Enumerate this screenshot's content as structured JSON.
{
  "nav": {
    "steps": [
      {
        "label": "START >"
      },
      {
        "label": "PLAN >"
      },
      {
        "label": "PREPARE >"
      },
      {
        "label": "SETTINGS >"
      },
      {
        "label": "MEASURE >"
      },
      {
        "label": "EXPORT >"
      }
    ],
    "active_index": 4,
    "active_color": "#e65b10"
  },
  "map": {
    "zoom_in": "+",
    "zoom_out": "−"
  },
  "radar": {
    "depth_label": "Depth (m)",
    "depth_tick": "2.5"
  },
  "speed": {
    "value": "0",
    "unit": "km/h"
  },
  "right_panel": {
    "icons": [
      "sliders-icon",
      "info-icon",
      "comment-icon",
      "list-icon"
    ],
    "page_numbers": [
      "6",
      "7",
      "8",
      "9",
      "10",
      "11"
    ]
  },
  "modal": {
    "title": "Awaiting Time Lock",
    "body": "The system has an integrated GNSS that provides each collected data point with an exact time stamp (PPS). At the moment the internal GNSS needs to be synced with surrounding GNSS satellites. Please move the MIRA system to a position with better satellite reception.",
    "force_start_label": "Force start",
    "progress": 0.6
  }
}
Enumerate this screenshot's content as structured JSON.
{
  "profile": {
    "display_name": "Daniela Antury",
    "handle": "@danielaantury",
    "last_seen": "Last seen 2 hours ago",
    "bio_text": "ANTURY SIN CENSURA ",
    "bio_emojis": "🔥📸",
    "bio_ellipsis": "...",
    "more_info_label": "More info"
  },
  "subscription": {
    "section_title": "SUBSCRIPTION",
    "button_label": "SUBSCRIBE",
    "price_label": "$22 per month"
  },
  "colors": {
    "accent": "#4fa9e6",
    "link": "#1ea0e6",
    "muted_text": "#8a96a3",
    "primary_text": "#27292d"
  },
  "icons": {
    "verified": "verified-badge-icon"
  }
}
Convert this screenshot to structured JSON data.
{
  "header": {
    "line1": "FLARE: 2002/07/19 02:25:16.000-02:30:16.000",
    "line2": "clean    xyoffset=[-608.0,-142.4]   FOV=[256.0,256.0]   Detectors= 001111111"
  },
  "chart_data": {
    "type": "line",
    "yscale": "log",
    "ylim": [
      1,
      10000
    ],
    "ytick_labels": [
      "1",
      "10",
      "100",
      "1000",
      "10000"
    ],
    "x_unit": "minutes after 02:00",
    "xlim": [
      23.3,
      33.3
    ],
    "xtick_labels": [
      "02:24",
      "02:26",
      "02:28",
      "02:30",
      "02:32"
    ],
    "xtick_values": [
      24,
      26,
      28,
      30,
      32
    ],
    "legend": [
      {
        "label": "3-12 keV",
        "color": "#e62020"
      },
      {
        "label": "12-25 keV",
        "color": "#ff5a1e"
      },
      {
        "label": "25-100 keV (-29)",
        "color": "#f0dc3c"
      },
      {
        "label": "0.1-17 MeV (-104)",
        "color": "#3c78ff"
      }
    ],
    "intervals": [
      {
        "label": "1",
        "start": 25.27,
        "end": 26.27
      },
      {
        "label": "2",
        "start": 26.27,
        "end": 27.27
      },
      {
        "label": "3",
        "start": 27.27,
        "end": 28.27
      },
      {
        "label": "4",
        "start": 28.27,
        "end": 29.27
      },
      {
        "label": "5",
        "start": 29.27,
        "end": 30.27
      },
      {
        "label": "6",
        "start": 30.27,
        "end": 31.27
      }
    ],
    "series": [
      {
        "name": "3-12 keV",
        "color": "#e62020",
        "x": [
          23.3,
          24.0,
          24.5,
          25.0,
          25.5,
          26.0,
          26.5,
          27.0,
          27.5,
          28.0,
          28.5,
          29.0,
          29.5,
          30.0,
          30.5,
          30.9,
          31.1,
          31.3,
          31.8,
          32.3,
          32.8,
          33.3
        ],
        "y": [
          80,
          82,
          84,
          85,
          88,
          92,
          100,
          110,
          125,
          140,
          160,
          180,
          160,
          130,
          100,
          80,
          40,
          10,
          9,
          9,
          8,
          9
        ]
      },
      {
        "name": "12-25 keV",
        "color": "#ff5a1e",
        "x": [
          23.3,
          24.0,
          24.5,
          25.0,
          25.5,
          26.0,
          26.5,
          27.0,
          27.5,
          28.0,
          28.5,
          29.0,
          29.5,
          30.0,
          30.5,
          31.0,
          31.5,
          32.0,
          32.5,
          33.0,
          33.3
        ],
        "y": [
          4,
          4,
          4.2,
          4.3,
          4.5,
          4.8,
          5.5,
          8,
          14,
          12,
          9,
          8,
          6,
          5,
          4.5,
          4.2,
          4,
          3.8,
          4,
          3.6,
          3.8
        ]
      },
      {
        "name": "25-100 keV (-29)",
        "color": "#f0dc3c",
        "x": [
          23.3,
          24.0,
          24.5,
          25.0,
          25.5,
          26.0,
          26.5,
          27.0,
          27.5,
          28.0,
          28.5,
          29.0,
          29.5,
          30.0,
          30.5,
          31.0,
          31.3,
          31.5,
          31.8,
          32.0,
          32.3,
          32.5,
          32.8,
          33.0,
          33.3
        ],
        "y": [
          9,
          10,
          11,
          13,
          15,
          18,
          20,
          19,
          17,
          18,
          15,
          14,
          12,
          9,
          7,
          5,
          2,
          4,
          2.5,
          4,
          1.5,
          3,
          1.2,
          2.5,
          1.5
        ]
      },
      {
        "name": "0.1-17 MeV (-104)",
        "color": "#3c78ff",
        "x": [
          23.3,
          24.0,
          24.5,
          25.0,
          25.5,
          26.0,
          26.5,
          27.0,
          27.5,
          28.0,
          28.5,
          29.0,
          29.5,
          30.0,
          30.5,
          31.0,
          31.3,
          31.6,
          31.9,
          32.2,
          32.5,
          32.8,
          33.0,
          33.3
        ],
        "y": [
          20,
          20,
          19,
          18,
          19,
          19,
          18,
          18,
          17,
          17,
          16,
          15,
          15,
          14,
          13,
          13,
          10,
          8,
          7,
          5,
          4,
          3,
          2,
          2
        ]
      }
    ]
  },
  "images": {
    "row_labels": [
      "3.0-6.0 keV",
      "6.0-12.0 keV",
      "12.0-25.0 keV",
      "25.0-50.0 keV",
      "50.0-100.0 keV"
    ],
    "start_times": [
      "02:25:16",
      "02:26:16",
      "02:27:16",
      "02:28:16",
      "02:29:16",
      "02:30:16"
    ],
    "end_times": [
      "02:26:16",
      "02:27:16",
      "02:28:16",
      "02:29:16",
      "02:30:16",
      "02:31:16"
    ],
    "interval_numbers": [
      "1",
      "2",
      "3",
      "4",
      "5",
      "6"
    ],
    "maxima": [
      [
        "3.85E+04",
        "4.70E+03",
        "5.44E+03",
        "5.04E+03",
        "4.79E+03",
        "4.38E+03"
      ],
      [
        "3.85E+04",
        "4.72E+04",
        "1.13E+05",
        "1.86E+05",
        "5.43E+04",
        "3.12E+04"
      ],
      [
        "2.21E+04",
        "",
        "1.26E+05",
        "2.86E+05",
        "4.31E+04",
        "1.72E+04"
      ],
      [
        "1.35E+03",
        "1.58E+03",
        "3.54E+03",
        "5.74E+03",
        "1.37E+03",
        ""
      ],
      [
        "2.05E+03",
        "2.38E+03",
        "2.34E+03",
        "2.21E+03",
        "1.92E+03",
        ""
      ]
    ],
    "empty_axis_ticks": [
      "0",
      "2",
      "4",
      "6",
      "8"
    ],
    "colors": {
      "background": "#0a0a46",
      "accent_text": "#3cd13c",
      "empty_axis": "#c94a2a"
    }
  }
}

● **What you have to do**
Every entry above needs to be quoted exactly.

● **Solution to this task**
Enumerate this screenshot's content as structured JSON.
{
  "nav": {
    "steps": [
      {
        "label": "START >"
      },
      {
        "label": "PLAN >"
      },
      {
        "label": "PREPARE >"
      },
      {
        "label": "SETTINGS >"
      },
      {
        "label": "MEASURE >"
      },
      {
        "label": "EXPORT >"
      }
    ],
    "active_index": 4,
    "active_color": "#e65b10"
  },
  "map": {
    "zoom_in": "+",
    "zoom_out": "−"
  },
  "radar": {
    "depth_label": "Depth (m)",
    "depth_tick": "2.5"
  },
  "speed": {
    "value": "0",
    "unit": "km/h"
  },
  "right_panel": {
    "icons": [
      "sliders-icon",
      "info-icon",
      "comment-icon",
      "list-icon"
    ],
    "page_numbers": [
      "6",
      "7",
      "8",
      "9",
      "10",
      "11"
    ]
  },
  "modal": {
    "title": "Awaiting Time Lock",
    "body": "The system has an integrated GNSS that provides each collected data point with an exact time stamp (PPS). At the moment the internal GNSS needs to be synced with surrounding GNSS satellites. Please move the MIRA system to a position with better satellite reception.",
    "force_start_label": "Force start",
    "progress": 0.6
  }
}
Enumerate this screenshot's content as structured JSON.
{
  "profile": {
    "display_name": "Daniela Antury",
    "handle": "@danielaantury",
    "last_seen": "Last seen 2 hours ago",
    "bio_text": "ANTURY SIN CENSURA ",
    "bio_emojis": "🔥📸",
    "bio_ellipsis": "...",
    "more_info_label": "More info"
  },
  "subscription": {
    "section_title": "SUBSCRIPTION",
    "button_label": "SUBSCRIBE",
    "price_label": "$22 per month"
  },
  "colors": {
    "accent": "#4fa9e6",
    "link": "#1ea0e6",
    "muted_text": "#8a96a3",
    "primary_text": "#27292d"
  },
  "icons": {
    "verified": "verified-badge-icon"
  }
}
Convert this screenshot to structured JSON data.
{
  "header": {
    "line1": "FLARE: 2002/07/19 02:25:16.000-02:30:16.000",
    "line2": "clean    xyoffset=[-608.0,-142.4]   FOV=[256.0,256.0]   Detectors= 001111111"
  },
  "chart_data": {
    "type": "line",
    "yscale": "log",
    "ylim": [
      1,
      10000
    ],
    "ytick_labels": [
      "1",
      "10",
      "100",
      "1000",
      "10000"
    ],
    "x_unit": "minutes after 02:00",
    "xlim": [
      23.3,
      33.3
    ],
    "xtick_labels": [
      "02:24",
      "02:26",
      "02:28",
      "02:30",
      "02:32"
    ],
    "xtick_values": [
      24,
      26,
      28,
      30,
      32
    ],
    "legend": [
      {
        "label": "3-12 keV",
        "color": "#e62020"
      },
      {
        "label": "12-25 keV",
        "color": "#ff5a1e"
      },
      {
        "label": "25-100 keV (-29)",
        "color": "#f0dc3c"
      },
      {
        "label": "0.1-17 MeV (-104)",
        "color": "#3c78ff"
      }
    ],
    "intervals": [
      {
        "label": "1",
        "start": 25.27,
        "end": 26.27
      },
      {
        "label": "2",
        "start": 26.27,
        "end": 27.27
      },
      {
        "label": "3",
        "start": 27.27,
        "end": 28.27
      },
      {
        "label": "4",
        "start": 28.27,
        "end": 29.27
      },
      {
        "label": "5",
        "start": 29.27,
        "end": 30.27
      },
      {
        "label": "6",
        "start": 30.27,
        "end": 31.27
      }
    ],
    "series": [
      {
        "name": "3-12 keV",
        "color": "#e62020",
        "x": [
          23.3,
          24.0,
          24.5,
          25.0,
          25.5,
          26.0,
          26.5,
          27.0,
          27.5,
          28.0,
          28.5,
          29.0,
          29.5,
          30.0,
          30.5,
          30.9,
          31.1,
          31.3,
          31.8,
          32.3,
          32.8,
          33.3
        ],
        "y": [
          80,
          82,
          84,
          85,
          88,
          92,
          100,
          110,
          125,
          140,
          160,
          180,
          160,
          130,
          100,
          80,
          40,
          10,
          9,
          9,
          8,
          9
        ]
      },
      {
        "name": "12-25 keV",
        "color": "#ff5a1e",
        "x": [
          23.3,
          24.0,
          24.5,
          25.0,
          25.5,
          26.0,
          26.5,
          27.0,
          27.5,
          28.0,
          28.5,
          29.0,
          29.5,
          30.0,
          30.5,
          31.0,
          31.5,
          32.0,
          32.5,
          33.0,
          33.3
        ],
        "y": [
          4,
          4,
          4.2,
          4.3,
          4.5,
          4.8,
          5.5,
          8,
          14,
          12,
          9,
          8,
          6,
          5,
          4.5,
          4.2,
          4,
          3.8,
          4,
          3.6,
          3.8
        ]
      },
      {
        "name": "25-100 keV (-29)",
        "color": "#f0dc3c",
        "x": [
          23.3,
          24.0,
          24.5,
          25.0,
          25.5,
          26.0,
          26.5,
          27.0,
          27.5,
          28.0,
          28.5,
          29.0,
          29.5,
          30.0,
          30.5,
          31.0,
          31.3,
          31.5,
          31.8,
          32.0,
          32.3,
          32.5,
          32.8,
          33.0,
          33.3
        ],
        "y": [
          9,
          10,
          11,
          13,
          15,
          18,
          20,
          19,
          17,
          18,
          15,
          14,
          12,
          9,
          7,
          5,
          2,
          4,
          2.5,
          4,
          1.5,
          3,
          1.2,
          2.5,
          1.5
        ]
      },
      {
        "name": "0.1-17 MeV (-104)",
        "color": "#3c78ff",
        "x": [
          23.3,
          24.0,
          24.5,
          25.0,
          25.5,
          26.0,
          26.5,
          27.0,
          27.5,
          28.0,
          28.5,
          29.0,
          29.5,
          30.0,
          30.5,
          31.0,
          31.3,
          31.6,
          31.9,
          32.2,
          32.5,
          32.8,
          33.0,
          33.3
        ],
        "y": [
          20,
          20,
          19,
          18,
          19,
          19,
          18,
          18,
          17,
          17,
          16,
          15,
          15,
          14,
          13,
          13,
          10,
          8,
          7,
          5,
          4,
          3,
          2,
          2
        ]
      }
    ]
  },
  "images": {
    "row_labels": [
      "3.0-6.0 keV",
      "6.0-12.0 keV",
      "12.0-25.0 keV",
      "25.0-50.0 keV",
      "50.0-100.0 keV"
    ],
    "start_times": [
      "02:25:16",
      "02:26:16",
      "02:27:16",
      "02:28:16",
      "02:29:16",
      "02:30:16"
    ],
    "end_times": [
      "02:26:16",
      "02:27:16",
      "02:28:16",
      "02:29:16",
      "02:30:16",
      "02:31:16"
    ],
    "interval_numbers": [
      "1",
      "2",
      "3",
      "4",
      "5",
      "6"
    ],
    "maxima": [
      [
        "3.85E+04",
        "4.70E+03",
        "5.44E+03",
        "5.04E+03",
        "4.79E+03",
        "4.38E+03"
      ],
      [
        "3.85E+04",
        "4.72E+04",
        "1.13E+05",
        "1.86E+05",
        "5.43E+04",
        "3.12E+04"
      ],
      [
        "2.21E+04",
        "",
        "1.26E+05",
        "2.86E+05",
        "4.31E+04",
        "1.72E+04"
      ],
      [
        "1.35E+03",
        "1.58E+03",
        "3.54E+03",
        "5.74E+03",
        "1.37E+03",
        ""
      ],
      [
        "2.05E+03",
        "2.38E+03",
        "2.34E+03",
        "2.21E+03",
        "1.92E+03",
        ""
      ]
    ],
    "empty_axis_ticks": [
      "0",
      "2",
      "4",
      "6",
      "8"
    ],
    "colors": {
      "background": "#0a0a46",
      "accent_text": "#3cd13c",
      "empty_axis": "#c94a2a"
    }
  }
}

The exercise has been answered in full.